Task instructions
Drop the pictures from the entries below, then reproduce the rest exactly.

Start Listing

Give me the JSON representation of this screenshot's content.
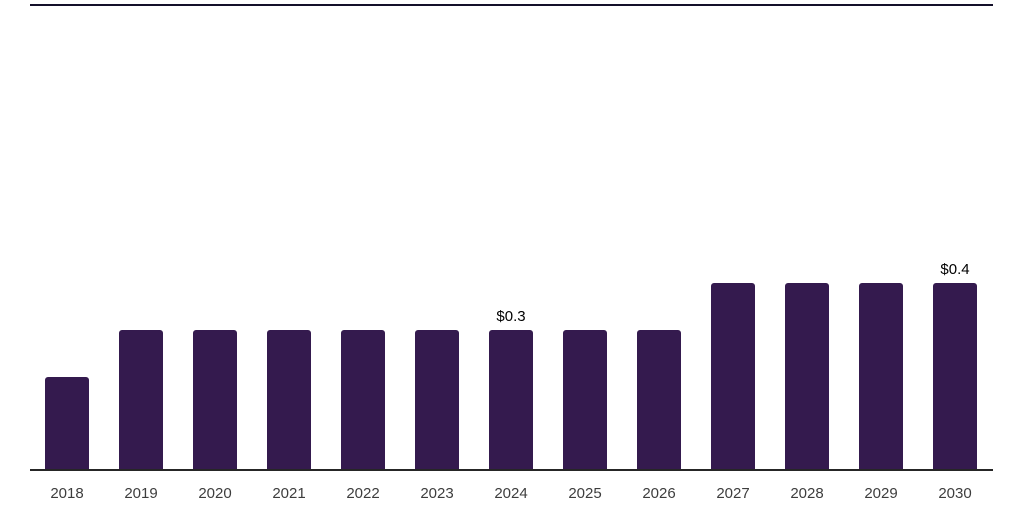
{
  "chart_data": {
    "type": "bar",
    "title": "",
    "xlabel": "",
    "ylabel": "",
    "categories": [
      "2018",
      "2019",
      "2020",
      "2021",
      "2022",
      "2023",
      "2024",
      "2025",
      "2026",
      "2027",
      "2028",
      "2029",
      "2030"
    ],
    "values": [
      0.2,
      0.3,
      0.3,
      0.3,
      0.3,
      0.3,
      0.3,
      0.3,
      0.3,
      0.4,
      0.4,
      0.4,
      0.4
    ],
    "data_labels": {
      "2024": "$0.3",
      "2030": "$0.4"
    },
    "ylim": [
      0,
      1.0
    ],
    "grid": false,
    "legend": false,
    "colors": {
      "bar": "#341A4E",
      "axis_line": "#262626",
      "top_rule": "#14102A",
      "tick_label": "#3D3D3D",
      "data_label": "#000000"
    }
  }
}
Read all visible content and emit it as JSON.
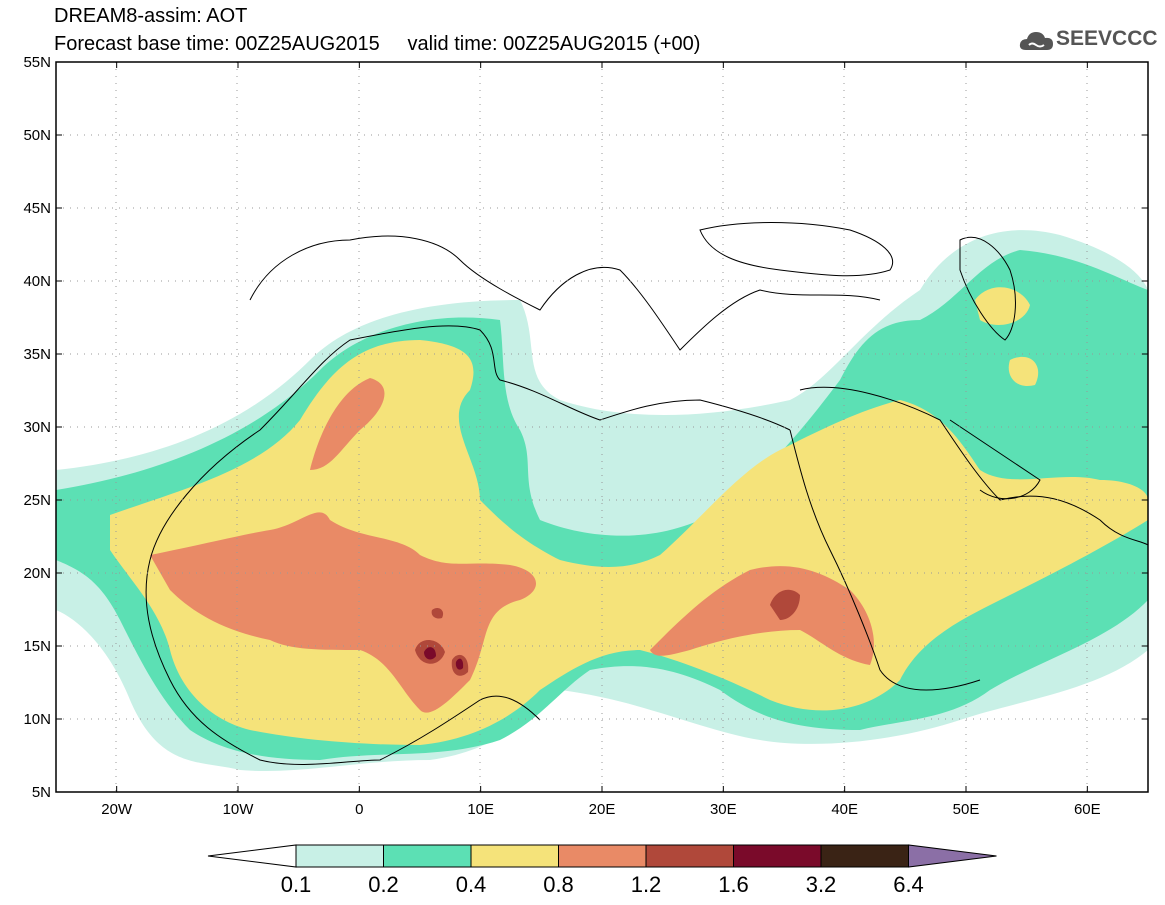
{
  "header": {
    "title_line1": "DREAM8-assim: AOT",
    "base_time_label": "Forecast base time: 00Z25AUG2015",
    "valid_time_label": "valid time: 00Z25AUG2015 (+00)",
    "logo_text": "SEEVCCC",
    "logo_icon": "cloud-icon"
  },
  "map": {
    "lat_ticks": [
      "55N",
      "50N",
      "45N",
      "40N",
      "35N",
      "30N",
      "25N",
      "20N",
      "15N",
      "10N",
      "5N"
    ],
    "lon_ticks": [
      "20W",
      "10W",
      "0",
      "10E",
      "20E",
      "30E",
      "40E",
      "50E",
      "60E"
    ],
    "extent": {
      "lon_min": -25,
      "lon_max": 65,
      "lat_min": 5,
      "lat_max": 55
    }
  },
  "colorbar": {
    "labels": [
      "0.1",
      "0.2",
      "0.4",
      "0.8",
      "1.2",
      "1.6",
      "3.2",
      "6.4"
    ],
    "colors": [
      "#c8f0e6",
      "#5ce0b4",
      "#f5e37a",
      "#e98a66",
      "#b0483a",
      "#7a0a2a",
      "#3a2315",
      "#8b6fa6"
    ],
    "under_color": "#ffffff",
    "over_color": "#8b6fa6"
  }
}
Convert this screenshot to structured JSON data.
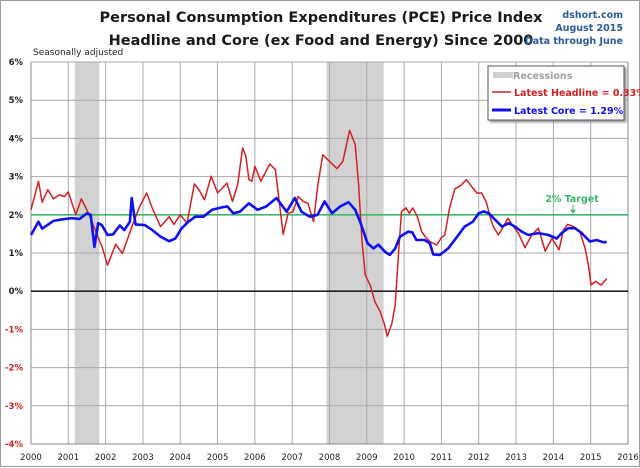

End Listing

Task response
Give me the JSON representation of this screenshot's content.
{
  "chart_data": {
    "type": "bar",
    "title": "",
    "xlabel": "",
    "ylabel": "",
    "categories": [
      "2018",
      "2019",
      "2020",
      "2021",
      "2022",
      "2023",
      "2024",
      "2025",
      "2026",
      "2027",
      "2028",
      "2029",
      "2030"
    ],
    "values": [
      0.2,
      0.3,
      0.3,
      0.3,
      0.3,
      0.3,
      0.3,
      0.3,
      0.3,
      0.4,
      0.4,
      0.4,
      0.4
    ],
    "data_labels": {
      "2024": "$0.3",
      "2030": "$0.4"
    },
    "ylim": [
      0,
      1.0
    ],
    "grid": false,
    "legend": false,
    "colors": {
      "bar": "#341A4E",
      "axis_line": "#262626",
      "top_rule": "#14102A",
      "tick_label": "#3D3D3D",
      "data_label": "#000000"
    }
  }
}
Read all visible content and emit it as JSON.
{
  "header": {
    "title_line1": "DREAM8-assim: AOT",
    "base_time_label": "Forecast base time: 00Z25AUG2015",
    "valid_time_label": "valid time: 00Z25AUG2015 (+00)",
    "logo_text": "SEEVCCC",
    "logo_icon": "cloud-icon"
  },
  "map": {
    "lat_ticks": [
      "55N",
      "50N",
      "45N",
      "40N",
      "35N",
      "30N",
      "25N",
      "20N",
      "15N",
      "10N",
      "5N"
    ],
    "lon_ticks": [
      "20W",
      "10W",
      "0",
      "10E",
      "20E",
      "30E",
      "40E",
      "50E",
      "60E"
    ],
    "extent": {
      "lon_min": -25,
      "lon_max": 65,
      "lat_min": 5,
      "lat_max": 55
    }
  },
  "colorbar": {
    "labels": [
      "0.1",
      "0.2",
      "0.4",
      "0.8",
      "1.2",
      "1.6",
      "3.2",
      "6.4"
    ],
    "colors": [
      "#c8f0e6",
      "#5ce0b4",
      "#f5e37a",
      "#e98a66",
      "#b0483a",
      "#7a0a2a",
      "#3a2315",
      "#8b6fa6"
    ],
    "under_color": "#ffffff",
    "over_color": "#8b6fa6"
  }
}
Convert this screenshot to structured JSON data.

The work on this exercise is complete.